Please write out the complete listing that follows, exactly as it reads.

****

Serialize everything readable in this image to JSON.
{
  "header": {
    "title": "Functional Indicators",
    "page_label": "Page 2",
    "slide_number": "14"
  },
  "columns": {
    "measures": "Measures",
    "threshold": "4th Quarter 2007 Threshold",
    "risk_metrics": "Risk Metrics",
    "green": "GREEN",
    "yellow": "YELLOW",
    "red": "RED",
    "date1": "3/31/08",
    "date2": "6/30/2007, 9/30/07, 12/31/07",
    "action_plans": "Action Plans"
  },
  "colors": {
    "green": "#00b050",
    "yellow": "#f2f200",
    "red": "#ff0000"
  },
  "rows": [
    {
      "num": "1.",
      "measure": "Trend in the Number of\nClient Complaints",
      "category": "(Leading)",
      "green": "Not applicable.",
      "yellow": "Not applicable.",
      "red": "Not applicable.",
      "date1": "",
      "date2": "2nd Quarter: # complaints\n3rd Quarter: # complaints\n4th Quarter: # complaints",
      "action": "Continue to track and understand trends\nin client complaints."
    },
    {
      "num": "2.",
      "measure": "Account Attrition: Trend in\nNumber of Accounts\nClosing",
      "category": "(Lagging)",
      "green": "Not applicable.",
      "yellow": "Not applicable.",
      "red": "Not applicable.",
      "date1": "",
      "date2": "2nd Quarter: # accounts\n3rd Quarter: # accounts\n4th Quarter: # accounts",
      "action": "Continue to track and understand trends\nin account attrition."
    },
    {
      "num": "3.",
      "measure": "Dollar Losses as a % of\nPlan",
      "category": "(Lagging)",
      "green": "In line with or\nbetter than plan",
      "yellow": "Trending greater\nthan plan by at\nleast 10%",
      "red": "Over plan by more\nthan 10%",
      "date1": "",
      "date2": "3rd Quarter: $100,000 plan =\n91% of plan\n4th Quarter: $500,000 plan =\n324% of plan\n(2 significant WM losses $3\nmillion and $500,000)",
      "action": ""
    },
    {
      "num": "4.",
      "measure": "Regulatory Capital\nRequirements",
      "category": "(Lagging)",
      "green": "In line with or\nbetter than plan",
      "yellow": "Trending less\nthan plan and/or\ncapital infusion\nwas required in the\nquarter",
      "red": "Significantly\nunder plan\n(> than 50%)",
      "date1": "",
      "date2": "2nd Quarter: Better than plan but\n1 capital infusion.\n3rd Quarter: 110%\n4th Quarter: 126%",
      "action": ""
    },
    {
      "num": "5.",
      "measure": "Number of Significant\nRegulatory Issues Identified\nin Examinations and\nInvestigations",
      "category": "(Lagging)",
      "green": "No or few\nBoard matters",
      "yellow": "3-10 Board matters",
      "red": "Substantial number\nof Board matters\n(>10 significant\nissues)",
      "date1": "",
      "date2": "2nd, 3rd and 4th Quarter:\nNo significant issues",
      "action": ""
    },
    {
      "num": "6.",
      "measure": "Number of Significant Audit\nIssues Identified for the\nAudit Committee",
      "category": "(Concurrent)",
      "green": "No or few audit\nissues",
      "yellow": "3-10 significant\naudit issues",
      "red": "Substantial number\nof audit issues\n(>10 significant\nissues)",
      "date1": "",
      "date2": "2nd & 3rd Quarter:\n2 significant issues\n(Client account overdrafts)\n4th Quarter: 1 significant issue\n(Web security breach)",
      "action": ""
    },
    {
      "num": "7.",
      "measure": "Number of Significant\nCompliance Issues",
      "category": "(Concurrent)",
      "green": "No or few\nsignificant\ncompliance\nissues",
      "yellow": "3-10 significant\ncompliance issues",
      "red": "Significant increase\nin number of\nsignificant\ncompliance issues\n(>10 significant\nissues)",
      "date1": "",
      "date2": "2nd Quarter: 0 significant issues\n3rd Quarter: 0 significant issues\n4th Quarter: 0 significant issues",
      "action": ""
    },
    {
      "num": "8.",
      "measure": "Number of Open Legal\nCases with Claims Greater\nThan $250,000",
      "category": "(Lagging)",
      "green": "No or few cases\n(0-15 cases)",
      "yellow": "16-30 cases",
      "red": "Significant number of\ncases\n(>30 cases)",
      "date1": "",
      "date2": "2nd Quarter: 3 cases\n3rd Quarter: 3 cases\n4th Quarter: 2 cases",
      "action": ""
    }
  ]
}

****

### Result for this exercise
Serialize everything readable in this image to JSON.
{
  "header": {
    "title": "Functional Indicators",
    "page_label": "Page 2",
    "slide_number": "14"
  },
  "columns": {
    "measures": "Measures",
    "threshold": "4th Quarter 2007 Threshold",
    "risk_metrics": "Risk Metrics",
    "green": "GREEN",
    "yellow": "YELLOW",
    "red": "RED",
    "date1": "3/31/08",
    "date2": "6/30/2007, 9/30/07, 12/31/07",
    "action_plans": "Action Plans"
  },
  "colors": {
    "green": "#00b050",
    "yellow": "#f2f200",
    "red": "#ff0000"
  },
  "rows": [
    {
      "num": "1.",
      "measure": "Trend in the Number of\nClient Complaints",
      "category": "(Leading)",
      "green": "Not applicable.",
      "yellow": "Not applicable.",
      "red": "Not applicable.",
      "date1": "",
      "date2": "2nd Quarter: # complaints\n3rd Quarter: # complaints\n4th Quarter: # complaints",
      "action": "Continue to track and understand trends\nin client complaints."
    },
    {
      "num": "2.",
      "measure": "Account Attrition: Trend in\nNumber of Accounts\nClosing",
      "category": "(Lagging)",
      "green": "Not applicable.",
      "yellow": "Not applicable.",
      "red": "Not applicable.",
      "date1": "",
      "date2": "2nd Quarter: # accounts\n3rd Quarter: # accounts\n4th Quarter: # accounts",
      "action": "Continue to track and understand trends\nin account attrition."
    },
    {
      "num": "3.",
      "measure": "Dollar Losses as a % of\nPlan",
      "category": "(Lagging)",
      "green": "In line with or\nbetter than plan",
      "yellow": "Trending greater\nthan plan by at\nleast 10%",
      "red": "Over plan by more\nthan 10%",
      "date1": "",
      "date2": "3rd Quarter: $100,000 plan =\n91% of plan\n4th Quarter: $500,000 plan =\n324% of plan\n(2 significant WM losses $3\nmillion and $500,000)",
      "action": ""
    },
    {
      "num": "4.",
      "measure": "Regulatory Capital\nRequirements",
      "category": "(Lagging)",
      "green": "In line with or\nbetter than plan",
      "yellow": "Trending less\nthan plan and/or\ncapital infusion\nwas required in the\nquarter",
      "red": "Significantly\nunder plan\n(> than 50%)",
      "date1": "",
      "date2": "2nd Quarter: Better than plan but\n1 capital infusion.\n3rd Quarter: 110%\n4th Quarter: 126%",
      "action": ""
    },
    {
      "num": "5.",
      "measure": "Number of Significant\nRegulatory Issues Identified\nin Examinations and\nInvestigations",
      "category": "(Lagging)",
      "green": "No or few\nBoard matters",
      "yellow": "3-10 Board matters",
      "red": "Substantial number\nof Board matters\n(>10 significant\nissues)",
      "date1": "",
      "date2": "2nd, 3rd and 4th Quarter:\nNo significant issues",
      "action": ""
    },
    {
      "num": "6.",
      "measure": "Number of Significant Audit\nIssues Identified for the\nAudit Committee",
      "category": "(Concurrent)",
      "green": "No or few audit\nissues",
      "yellow": "3-10 significant\naudit issues",
      "red": "Substantial number\nof audit issues\n(>10 significant\nissues)",
      "date1": "",
      "date2": "2nd & 3rd Quarter:\n2 significant issues\n(Client account overdrafts)\n4th Quarter: 1 significant issue\n(Web security breach)",
      "action": ""
    },
    {
      "num": "7.",
      "measure": "Number of Significant\nCompliance Issues",
      "category": "(Concurrent)",
      "green": "No or few\nsignificant\ncompliance\nissues",
      "yellow": "3-10 significant\ncompliance issues",
      "red": "Significant increase\nin number of\nsignificant\ncompliance issues\n(>10 significant\nissues)",
      "date1": "",
      "date2": "2nd Quarter: 0 significant issues\n3rd Quarter: 0 significant issues\n4th Quarter: 0 significant issues",
      "action": ""
    },
    {
      "num": "8.",
      "measure": "Number of Open Legal\nCases with Claims Greater\nThan $250,000",
      "category": "(Lagging)",
      "green": "No or few cases\n(0-15 cases)",
      "yellow": "16-30 cases",
      "red": "Significant number of\ncases\n(>30 cases)",
      "date1": "",
      "date2": "2nd Quarter: 3 cases\n3rd Quarter: 3 cases\n4th Quarter: 2 cases",
      "action": ""
    }
  ]
}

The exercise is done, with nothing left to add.